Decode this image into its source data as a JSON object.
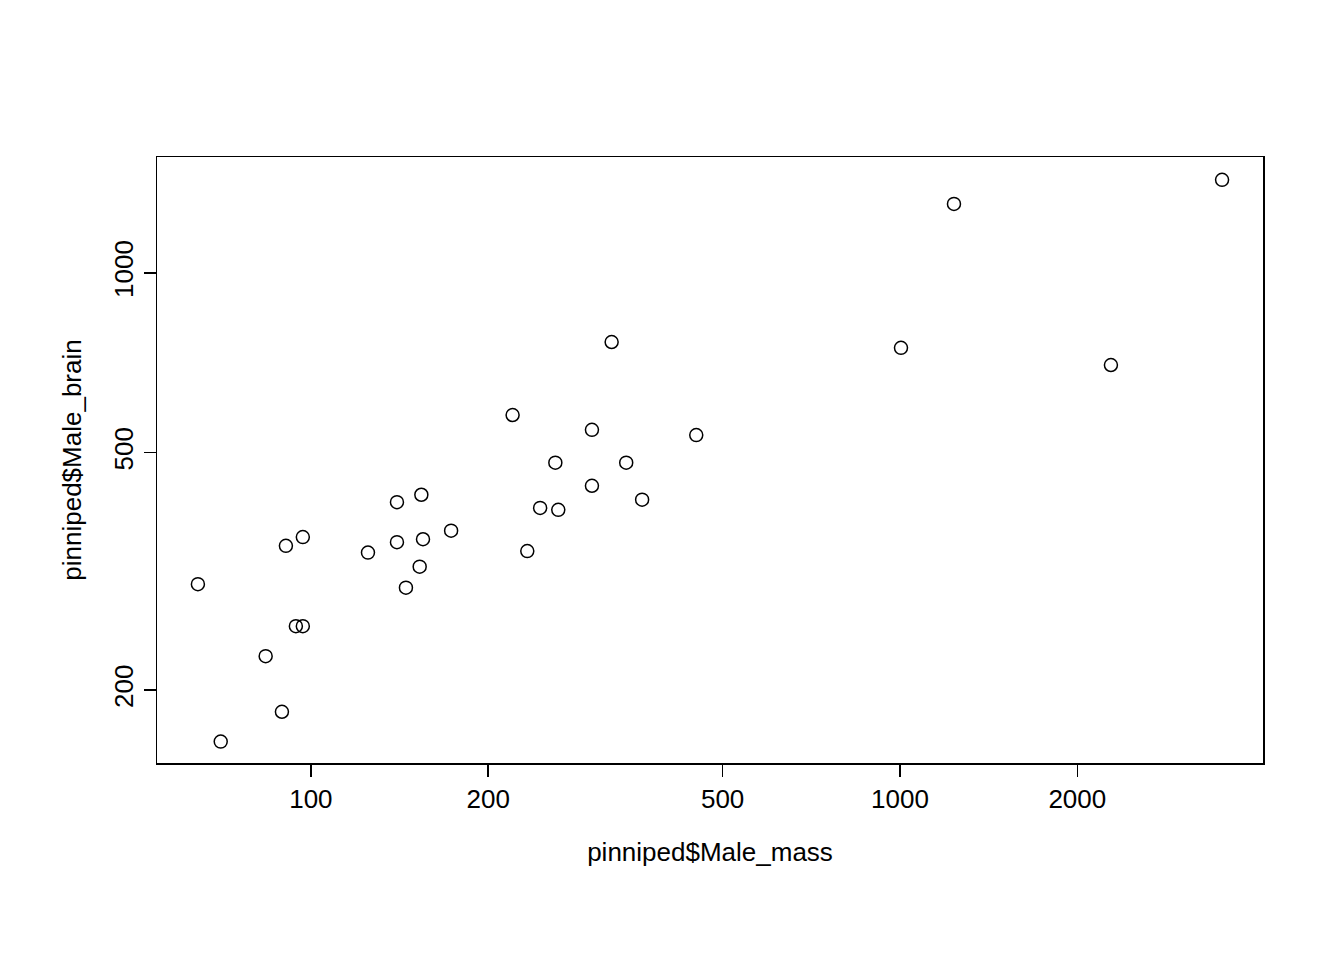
{
  "chart_data": {
    "type": "scatter",
    "x_label": "pinniped$Male_mass",
    "y_label": "pinniped$Male_brain",
    "x": [
      64.3,
      70.3,
      83.8,
      89.3,
      90.7,
      94.3,
      96.9,
      96.9,
      125,
      140,
      140,
      145,
      153,
      154,
      155,
      173,
      220,
      233,
      245,
      260,
      263,
      300,
      300,
      324,
      343,
      365,
      451,
      1004,
      1235,
      2281,
      3522
    ],
    "values": [
      301,
      164,
      228,
      184,
      349,
      256,
      256,
      361,
      340,
      413,
      354,
      297,
      322,
      425,
      358,
      370,
      578,
      342,
      404,
      481,
      401,
      546,
      440,
      766,
      481,
      417,
      535,
      749,
      1305,
      701,
      1432
    ],
    "xlim": [
      54.8,
      4133
    ],
    "ylim": [
      151,
      1564
    ],
    "xticks": [
      100,
      200,
      500,
      1000,
      2000
    ],
    "yticks": [
      200,
      500,
      1000
    ],
    "log": true,
    "grid": false,
    "marker": "open circle",
    "color": "#000000"
  }
}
::::::::::
■ **Exercise aim**
Extract every line of the data exactly; pictures stay out.

■ **The completed task**
Decode this image into its source data as a JSON object.
{
  "chart_data": {
    "type": "scatter",
    "x_label": "pinniped$Male_mass",
    "y_label": "pinniped$Male_brain",
    "x": [
      64.3,
      70.3,
      83.8,
      89.3,
      90.7,
      94.3,
      96.9,
      96.9,
      125,
      140,
      140,
      145,
      153,
      154,
      155,
      173,
      220,
      233,
      245,
      260,
      263,
      300,
      300,
      324,
      343,
      365,
      451,
      1004,
      1235,
      2281,
      3522
    ],
    "values": [
      301,
      164,
      228,
      184,
      349,
      256,
      256,
      361,
      340,
      413,
      354,
      297,
      322,
      425,
      358,
      370,
      578,
      342,
      404,
      481,
      401,
      546,
      440,
      766,
      481,
      417,
      535,
      749,
      1305,
      701,
      1432
    ],
    "xlim": [
      54.8,
      4133
    ],
    "ylim": [
      151,
      1564
    ],
    "xticks": [
      100,
      200,
      500,
      1000,
      2000
    ],
    "yticks": [
      200,
      500,
      1000
    ],
    "log": true,
    "grid": false,
    "marker": "open circle",
    "color": "#000000"
  }
}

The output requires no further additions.